Instructions for the task
From the entries below, copy every line holding the word "label".

Supplied records
·····
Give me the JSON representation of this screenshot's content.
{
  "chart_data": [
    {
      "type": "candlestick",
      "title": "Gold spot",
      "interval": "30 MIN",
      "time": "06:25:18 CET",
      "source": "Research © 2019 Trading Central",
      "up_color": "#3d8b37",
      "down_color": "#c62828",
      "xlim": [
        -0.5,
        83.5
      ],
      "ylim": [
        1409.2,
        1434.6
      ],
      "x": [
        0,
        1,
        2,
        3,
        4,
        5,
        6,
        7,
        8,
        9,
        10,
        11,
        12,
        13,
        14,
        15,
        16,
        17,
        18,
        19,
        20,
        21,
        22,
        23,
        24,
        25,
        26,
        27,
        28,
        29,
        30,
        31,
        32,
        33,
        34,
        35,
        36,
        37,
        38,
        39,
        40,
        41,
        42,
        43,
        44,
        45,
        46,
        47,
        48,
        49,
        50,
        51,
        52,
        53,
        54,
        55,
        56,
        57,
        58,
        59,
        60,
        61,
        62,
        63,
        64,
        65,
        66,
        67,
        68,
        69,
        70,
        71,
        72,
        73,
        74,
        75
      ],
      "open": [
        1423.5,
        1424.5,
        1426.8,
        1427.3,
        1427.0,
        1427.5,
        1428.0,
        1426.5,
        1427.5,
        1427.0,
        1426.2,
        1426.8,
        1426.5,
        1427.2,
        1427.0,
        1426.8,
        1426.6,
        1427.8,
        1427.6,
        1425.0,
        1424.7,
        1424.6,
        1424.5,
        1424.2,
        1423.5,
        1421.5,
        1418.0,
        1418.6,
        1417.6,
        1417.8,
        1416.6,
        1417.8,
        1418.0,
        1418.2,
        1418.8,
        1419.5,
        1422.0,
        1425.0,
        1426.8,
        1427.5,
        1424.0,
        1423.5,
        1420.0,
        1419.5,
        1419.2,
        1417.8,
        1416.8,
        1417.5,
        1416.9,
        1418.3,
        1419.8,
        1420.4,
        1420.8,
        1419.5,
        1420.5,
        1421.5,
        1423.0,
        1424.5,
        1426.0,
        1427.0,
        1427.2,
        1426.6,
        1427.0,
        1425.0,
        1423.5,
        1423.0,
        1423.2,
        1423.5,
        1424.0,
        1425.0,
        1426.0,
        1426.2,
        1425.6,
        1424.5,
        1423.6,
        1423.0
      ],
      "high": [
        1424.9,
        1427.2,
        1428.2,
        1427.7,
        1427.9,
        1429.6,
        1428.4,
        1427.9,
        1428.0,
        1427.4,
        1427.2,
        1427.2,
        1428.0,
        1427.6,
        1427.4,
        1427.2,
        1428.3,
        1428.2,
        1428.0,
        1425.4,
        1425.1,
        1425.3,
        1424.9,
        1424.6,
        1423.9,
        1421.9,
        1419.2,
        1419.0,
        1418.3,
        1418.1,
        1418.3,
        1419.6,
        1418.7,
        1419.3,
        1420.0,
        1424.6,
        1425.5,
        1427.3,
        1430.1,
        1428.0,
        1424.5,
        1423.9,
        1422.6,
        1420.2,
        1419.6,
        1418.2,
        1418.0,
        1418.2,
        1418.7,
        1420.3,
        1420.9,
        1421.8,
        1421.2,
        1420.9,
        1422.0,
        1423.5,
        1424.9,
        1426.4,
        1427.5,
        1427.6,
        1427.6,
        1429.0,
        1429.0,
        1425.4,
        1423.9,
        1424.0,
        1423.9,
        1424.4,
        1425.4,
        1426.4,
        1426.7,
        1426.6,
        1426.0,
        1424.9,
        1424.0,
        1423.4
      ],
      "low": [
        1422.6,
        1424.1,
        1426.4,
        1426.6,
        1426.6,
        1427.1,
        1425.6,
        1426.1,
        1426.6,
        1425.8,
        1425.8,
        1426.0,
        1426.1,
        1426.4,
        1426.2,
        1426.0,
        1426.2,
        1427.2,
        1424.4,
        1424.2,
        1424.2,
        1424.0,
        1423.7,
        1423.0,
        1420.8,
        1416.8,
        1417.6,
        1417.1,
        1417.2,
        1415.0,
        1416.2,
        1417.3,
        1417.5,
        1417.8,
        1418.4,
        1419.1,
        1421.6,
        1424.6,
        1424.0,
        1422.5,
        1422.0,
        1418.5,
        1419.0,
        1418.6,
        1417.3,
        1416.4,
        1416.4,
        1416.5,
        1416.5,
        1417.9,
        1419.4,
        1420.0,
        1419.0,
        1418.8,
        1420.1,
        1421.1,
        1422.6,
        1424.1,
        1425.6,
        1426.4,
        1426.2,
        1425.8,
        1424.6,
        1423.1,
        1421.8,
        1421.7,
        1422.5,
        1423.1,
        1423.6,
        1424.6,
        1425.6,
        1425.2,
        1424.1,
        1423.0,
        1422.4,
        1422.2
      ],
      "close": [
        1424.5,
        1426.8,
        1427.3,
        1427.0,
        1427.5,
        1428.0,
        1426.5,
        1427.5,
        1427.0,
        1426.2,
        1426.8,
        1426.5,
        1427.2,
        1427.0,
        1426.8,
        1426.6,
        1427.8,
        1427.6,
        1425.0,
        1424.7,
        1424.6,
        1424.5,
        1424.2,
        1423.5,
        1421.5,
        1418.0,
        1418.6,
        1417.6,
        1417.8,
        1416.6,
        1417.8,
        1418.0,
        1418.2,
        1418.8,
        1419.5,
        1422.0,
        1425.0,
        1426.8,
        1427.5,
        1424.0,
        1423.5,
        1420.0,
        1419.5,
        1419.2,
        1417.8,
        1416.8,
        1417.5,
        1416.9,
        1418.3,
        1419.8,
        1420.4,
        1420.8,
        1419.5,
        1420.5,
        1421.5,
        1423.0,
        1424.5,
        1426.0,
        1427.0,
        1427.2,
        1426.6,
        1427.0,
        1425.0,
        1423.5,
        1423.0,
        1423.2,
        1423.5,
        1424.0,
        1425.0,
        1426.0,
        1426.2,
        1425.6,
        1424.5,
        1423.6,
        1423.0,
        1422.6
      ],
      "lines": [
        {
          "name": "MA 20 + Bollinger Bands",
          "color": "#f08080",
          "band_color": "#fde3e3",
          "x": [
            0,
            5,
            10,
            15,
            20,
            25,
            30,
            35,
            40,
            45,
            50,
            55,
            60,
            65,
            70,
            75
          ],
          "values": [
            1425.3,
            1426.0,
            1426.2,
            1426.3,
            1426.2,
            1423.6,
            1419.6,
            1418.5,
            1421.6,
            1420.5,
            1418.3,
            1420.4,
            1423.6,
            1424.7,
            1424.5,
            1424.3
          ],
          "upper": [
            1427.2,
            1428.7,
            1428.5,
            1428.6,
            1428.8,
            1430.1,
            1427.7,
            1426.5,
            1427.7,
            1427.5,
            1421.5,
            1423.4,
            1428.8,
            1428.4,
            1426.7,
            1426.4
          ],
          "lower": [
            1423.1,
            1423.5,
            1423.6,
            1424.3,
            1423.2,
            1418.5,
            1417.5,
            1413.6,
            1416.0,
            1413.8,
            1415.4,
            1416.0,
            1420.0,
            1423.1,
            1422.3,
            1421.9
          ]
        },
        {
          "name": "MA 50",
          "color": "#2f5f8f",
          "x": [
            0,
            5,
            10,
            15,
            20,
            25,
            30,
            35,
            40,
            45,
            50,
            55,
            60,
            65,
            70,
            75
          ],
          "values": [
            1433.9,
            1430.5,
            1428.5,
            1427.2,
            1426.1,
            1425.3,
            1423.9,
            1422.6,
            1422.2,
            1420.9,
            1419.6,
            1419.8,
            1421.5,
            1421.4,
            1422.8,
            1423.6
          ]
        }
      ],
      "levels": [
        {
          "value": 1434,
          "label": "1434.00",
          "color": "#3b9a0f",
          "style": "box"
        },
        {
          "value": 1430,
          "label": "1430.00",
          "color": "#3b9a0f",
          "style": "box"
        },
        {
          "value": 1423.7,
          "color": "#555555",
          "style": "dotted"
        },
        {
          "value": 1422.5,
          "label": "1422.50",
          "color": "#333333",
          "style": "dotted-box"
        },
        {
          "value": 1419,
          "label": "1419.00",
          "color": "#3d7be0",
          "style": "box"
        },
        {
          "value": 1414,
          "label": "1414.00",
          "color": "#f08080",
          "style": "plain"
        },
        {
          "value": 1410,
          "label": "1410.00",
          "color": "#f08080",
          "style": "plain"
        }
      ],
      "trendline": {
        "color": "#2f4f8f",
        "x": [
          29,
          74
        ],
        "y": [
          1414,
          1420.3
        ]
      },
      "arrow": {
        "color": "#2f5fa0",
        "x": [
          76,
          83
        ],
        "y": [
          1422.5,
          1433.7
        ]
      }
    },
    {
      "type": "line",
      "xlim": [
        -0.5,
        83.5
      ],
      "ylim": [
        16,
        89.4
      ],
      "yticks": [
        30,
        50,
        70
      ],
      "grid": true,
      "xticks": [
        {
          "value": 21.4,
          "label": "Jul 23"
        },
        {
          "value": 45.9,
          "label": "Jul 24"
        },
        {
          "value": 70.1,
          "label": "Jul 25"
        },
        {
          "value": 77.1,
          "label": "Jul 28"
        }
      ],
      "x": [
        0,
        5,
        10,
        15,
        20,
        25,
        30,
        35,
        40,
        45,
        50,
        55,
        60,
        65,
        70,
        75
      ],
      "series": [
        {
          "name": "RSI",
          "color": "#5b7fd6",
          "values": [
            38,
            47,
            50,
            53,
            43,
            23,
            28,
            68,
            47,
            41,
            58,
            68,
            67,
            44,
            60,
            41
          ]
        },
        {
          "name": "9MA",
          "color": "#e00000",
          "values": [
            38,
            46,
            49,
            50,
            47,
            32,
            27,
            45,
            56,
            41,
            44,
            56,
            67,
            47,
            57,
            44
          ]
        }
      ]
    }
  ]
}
·····
Problem solution
          "label": "1434.00",
          "label": "1430.00",
          "label": "1422.50",
          "label": "1419.00",
          "label": "1414.00",
          "label": "1410.00",
          "label": "Jul 23"
          "label": "Jul 24"
          "label": "Jul 25"
          "label": "Jul 28"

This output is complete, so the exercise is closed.